:: PROVIDED INFORMATION
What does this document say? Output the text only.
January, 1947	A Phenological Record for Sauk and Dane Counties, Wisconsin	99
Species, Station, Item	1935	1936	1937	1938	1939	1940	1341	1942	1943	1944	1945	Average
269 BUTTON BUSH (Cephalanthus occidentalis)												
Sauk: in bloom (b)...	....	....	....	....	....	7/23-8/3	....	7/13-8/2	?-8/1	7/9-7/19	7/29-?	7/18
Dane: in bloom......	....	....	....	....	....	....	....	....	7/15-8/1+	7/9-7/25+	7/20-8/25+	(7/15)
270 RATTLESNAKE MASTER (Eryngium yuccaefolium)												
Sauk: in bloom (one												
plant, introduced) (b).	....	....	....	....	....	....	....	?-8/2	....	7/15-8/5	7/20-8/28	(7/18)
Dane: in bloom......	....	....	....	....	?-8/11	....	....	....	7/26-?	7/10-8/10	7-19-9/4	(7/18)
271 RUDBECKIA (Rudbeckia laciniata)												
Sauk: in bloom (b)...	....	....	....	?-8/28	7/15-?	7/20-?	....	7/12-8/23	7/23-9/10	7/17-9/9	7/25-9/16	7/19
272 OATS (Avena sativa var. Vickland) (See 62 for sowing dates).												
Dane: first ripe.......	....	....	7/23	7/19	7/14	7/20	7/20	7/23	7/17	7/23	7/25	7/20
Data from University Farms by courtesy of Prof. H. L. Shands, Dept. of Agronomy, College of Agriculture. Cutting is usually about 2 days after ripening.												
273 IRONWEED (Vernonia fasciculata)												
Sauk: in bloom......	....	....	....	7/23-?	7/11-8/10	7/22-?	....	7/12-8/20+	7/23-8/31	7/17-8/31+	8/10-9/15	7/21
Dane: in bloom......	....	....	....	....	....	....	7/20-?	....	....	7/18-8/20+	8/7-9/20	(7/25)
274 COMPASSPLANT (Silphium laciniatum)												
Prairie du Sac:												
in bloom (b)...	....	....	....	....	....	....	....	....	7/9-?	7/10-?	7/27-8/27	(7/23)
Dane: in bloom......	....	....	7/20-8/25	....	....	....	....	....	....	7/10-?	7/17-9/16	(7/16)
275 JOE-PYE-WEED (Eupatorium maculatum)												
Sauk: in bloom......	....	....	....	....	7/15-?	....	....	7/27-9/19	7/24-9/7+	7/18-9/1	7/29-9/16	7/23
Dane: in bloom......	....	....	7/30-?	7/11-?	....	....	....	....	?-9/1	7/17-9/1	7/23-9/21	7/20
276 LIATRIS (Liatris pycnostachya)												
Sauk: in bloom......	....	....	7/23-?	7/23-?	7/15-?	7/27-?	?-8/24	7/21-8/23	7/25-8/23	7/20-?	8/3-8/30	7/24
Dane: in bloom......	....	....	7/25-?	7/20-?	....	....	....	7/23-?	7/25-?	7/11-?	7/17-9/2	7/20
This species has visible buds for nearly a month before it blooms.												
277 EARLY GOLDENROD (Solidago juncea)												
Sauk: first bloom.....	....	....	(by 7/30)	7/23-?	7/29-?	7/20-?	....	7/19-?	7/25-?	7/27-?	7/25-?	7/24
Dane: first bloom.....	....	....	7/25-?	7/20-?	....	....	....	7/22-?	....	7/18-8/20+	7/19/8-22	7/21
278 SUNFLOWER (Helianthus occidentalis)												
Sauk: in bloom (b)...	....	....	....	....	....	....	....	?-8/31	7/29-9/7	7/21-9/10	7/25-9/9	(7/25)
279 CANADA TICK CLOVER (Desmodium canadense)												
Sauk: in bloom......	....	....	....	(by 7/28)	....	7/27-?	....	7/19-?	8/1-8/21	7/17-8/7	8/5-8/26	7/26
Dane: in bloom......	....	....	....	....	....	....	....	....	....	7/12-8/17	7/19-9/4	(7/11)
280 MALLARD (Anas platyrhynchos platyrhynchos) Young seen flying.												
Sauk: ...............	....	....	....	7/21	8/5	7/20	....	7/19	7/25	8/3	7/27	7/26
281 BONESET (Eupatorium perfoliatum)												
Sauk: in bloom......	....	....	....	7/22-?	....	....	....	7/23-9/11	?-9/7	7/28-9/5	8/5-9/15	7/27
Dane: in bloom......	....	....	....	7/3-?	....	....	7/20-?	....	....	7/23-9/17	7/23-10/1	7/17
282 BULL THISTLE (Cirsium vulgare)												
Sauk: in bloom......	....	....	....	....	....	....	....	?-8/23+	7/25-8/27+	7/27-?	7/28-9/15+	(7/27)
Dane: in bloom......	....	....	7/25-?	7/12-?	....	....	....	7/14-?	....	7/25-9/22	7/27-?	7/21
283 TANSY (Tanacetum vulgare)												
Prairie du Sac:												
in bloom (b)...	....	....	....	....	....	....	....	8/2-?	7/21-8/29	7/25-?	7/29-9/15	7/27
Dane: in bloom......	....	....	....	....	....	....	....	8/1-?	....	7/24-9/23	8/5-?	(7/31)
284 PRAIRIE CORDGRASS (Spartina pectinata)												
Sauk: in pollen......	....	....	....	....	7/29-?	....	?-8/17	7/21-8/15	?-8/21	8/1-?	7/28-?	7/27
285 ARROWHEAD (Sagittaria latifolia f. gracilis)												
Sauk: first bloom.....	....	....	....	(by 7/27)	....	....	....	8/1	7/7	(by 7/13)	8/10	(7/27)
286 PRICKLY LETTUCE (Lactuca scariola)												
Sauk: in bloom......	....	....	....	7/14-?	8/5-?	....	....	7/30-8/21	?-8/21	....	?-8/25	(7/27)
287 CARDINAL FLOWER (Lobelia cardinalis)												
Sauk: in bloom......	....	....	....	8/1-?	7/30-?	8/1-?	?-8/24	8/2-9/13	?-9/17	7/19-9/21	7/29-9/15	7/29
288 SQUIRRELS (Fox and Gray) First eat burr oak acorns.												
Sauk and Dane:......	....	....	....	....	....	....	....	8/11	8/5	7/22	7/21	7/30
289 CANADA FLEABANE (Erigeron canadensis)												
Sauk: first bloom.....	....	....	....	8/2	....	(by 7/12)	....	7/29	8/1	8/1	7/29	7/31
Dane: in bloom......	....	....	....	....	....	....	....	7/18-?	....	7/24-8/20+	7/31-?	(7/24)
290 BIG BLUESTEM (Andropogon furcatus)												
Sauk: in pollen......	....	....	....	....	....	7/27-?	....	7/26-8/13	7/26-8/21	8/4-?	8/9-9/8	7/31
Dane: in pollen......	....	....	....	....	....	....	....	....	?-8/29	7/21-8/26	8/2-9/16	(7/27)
::::
Send back each record exactly as it stands.

FULL ANSWER -
What does this document say? Output the text only.
January, 1947	A Phenological Record for Sauk and Dane Counties, Wisconsin	99
Species, Station, Item	1935	1936	1937	1938	1939	1940	1341	1942	1943	1944	1945	Average
269 BUTTON BUSH (Cephalanthus occidentalis)												
Sauk: in bloom (b)...	....	....	....	....	....	7/23-8/3	....	7/13-8/2	?-8/1	7/9-7/19	7/29-?	7/18
Dane: in bloom......	....	....	....	....	....	....	....	....	7/15-8/1+	7/9-7/25+	7/20-8/25+	(7/15)
270 RATTLESNAKE MASTER (Eryngium yuccaefolium)												
Sauk: in bloom (one												
plant, introduced) (b).	....	....	....	....	....	....	....	?-8/2	....	7/15-8/5	7/20-8/28	(7/18)
Dane: in bloom......	....	....	....	....	?-8/11	....	....	....	7/26-?	7/10-8/10	7-19-9/4	(7/18)
271 RUDBECKIA (Rudbeckia laciniata)												
Sauk: in bloom (b)...	....	....	....	?-8/28	7/15-?	7/20-?	....	7/12-8/23	7/23-9/10	7/17-9/9	7/25-9/16	7/19
272 OATS (Avena sativa var. Vickland) (See 62 for sowing dates).												
Dane: first ripe.......	....	....	7/23	7/19	7/14	7/20	7/20	7/23	7/17	7/23	7/25	7/20
Data from University Farms by courtesy of Prof. H. L. Shands, Dept. of Agronomy, College of Agriculture. Cutting is usually about 2 days after ripening.												
273 IRONWEED (Vernonia fasciculata)												
Sauk: in bloom......	....	....	....	7/23-?	7/11-8/10	7/22-?	....	7/12-8/20+	7/23-8/31	7/17-8/31+	8/10-9/15	7/21
Dane: in bloom......	....	....	....	....	....	....	7/20-?	....	....	7/18-8/20+	8/7-9/20	(7/25)
274 COMPASSPLANT (Silphium laciniatum)												
Prairie du Sac:												
in bloom (b)...	....	....	....	....	....	....	....	....	7/9-?	7/10-?	7/27-8/27	(7/23)
Dane: in bloom......	....	....	7/20-8/25	....	....	....	....	....	....	7/10-?	7/17-9/16	(7/16)
275 JOE-PYE-WEED (Eupatorium maculatum)												
Sauk: in bloom......	....	....	....	....	7/15-?	....	....	7/27-9/19	7/24-9/7+	7/18-9/1	7/29-9/16	7/23
Dane: in bloom......	....	....	7/30-?	7/11-?	....	....	....	....	?-9/1	7/17-9/1	7/23-9/21	7/20
276 LIATRIS (Liatris pycnostachya)												
Sauk: in bloom......	....	....	7/23-?	7/23-?	7/15-?	7/27-?	?-8/24	7/21-8/23	7/25-8/23	7/20-?	8/3-8/30	7/24
Dane: in bloom......	....	....	7/25-?	7/20-?	....	....	....	7/23-?	7/25-?	7/11-?	7/17-9/2	7/20
This species has visible buds for nearly a month before it blooms.												
277 EARLY GOLDENROD (Solidago juncea)												
Sauk: first bloom.....	....	....	(by 7/30)	7/23-?	7/29-?	7/20-?	....	7/19-?	7/25-?	7/27-?	7/25-?	7/24
Dane: first bloom.....	....	....	7/25-?	7/20-?	....	....	....	7/22-?	....	7/18-8/20+	7/19/8-22	7/21
278 SUNFLOWER (Helianthus occidentalis)												
Sauk: in bloom (b)...	....	....	....	....	....	....	....	?-8/31	7/29-9/7	7/21-9/10	7/25-9/9	(7/25)
279 CANADA TICK CLOVER (Desmodium canadense)												
Sauk: in bloom......	....	....	....	(by 7/28)	....	7/27-?	....	7/19-?	8/1-8/21	7/17-8/7	8/5-8/26	7/26
Dane: in bloom......	....	....	....	....	....	....	....	....	....	7/12-8/17	7/19-9/4	(7/11)
280 MALLARD (Anas platyrhynchos platyrhynchos) Young seen flying.												
Sauk: ...............	....	....	....	7/21	8/5	7/20	....	7/19	7/25	8/3	7/27	7/26
281 BONESET (Eupatorium perfoliatum)												
Sauk: in bloom......	....	....	....	7/22-?	....	....	....	7/23-9/11	?-9/7	7/28-9/5	8/5-9/15	7/27
Dane: in bloom......	....	....	....	7/3-?	....	....	7/20-?	....	....	7/23-9/17	7/23-10/1	7/17
282 BULL THISTLE (Cirsium vulgare)												
Sauk: in bloom......	....	....	....	....	....	....	....	?-8/23+	7/25-8/27+	7/27-?	7/28-9/15+	(7/27)
Dane: in bloom......	....	....	7/25-?	7/12-?	....	....	....	7/14-?	....	7/25-9/22	7/27-?	7/21
283 TANSY (Tanacetum vulgare)												
Prairie du Sac:												
in bloom (b)...	....	....	....	....	....	....	....	8/2-?	7/21-8/29	7/25-?	7/29-9/15	7/27
Dane: in bloom......	....	....	....	....	....	....	....	8/1-?	....	7/24-9/23	8/5-?	(7/31)
284 PRAIRIE CORDGRASS (Spartina pectinata)												
Sauk: in pollen......	....	....	....	....	7/29-?	....	?-8/17	7/21-8/15	?-8/21	8/1-?	7/28-?	7/27
285 ARROWHEAD (Sagittaria latifolia f. gracilis)												
Sauk: first bloom.....	....	....	....	(by 7/27)	....	....	....	8/1	7/7	(by 7/13)	8/10	(7/27)
286 PRICKLY LETTUCE (Lactuca scariola)												
Sauk: in bloom......	....	....	....	7/14-?	8/5-?	....	....	7/30-8/21	?-8/21	....	?-8/25	(7/27)
287 CARDINAL FLOWER (Lobelia cardinalis)												
Sauk: in bloom......	....	....	....	8/1-?	7/30-?	8/1-?	?-8/24	8/2-9/13	?-9/17	7/19-9/21	7/29-9/15	7/29
288 SQUIRRELS (Fox and Gray) First eat burr oak acorns.												
Sauk and Dane:......	....	....	....	....	....	....	....	8/11	8/5	7/22	7/21	7/30
289 CANADA FLEABANE (Erigeron canadensis)												
Sauk: first bloom.....	....	....	....	8/2	....	(by 7/12)	....	7/29	8/1	8/1	7/29	7/31
Dane: in bloom......	....	....	....	....	....	....	....	7/18-?	....	7/24-8/20+	7/31-?	(7/24)
290 BIG BLUESTEM (Andropogon furcatus)												
Sauk: in pollen......	....	....	....	....	....	7/27-?	....	7/26-8/13	7/26-8/21	8/4-?	8/9-9/8	7/31
Dane: in pollen......	....	....	....	....	....	....	....	....	?-8/29	7/21-8/26	8/2-9/16	(7/27)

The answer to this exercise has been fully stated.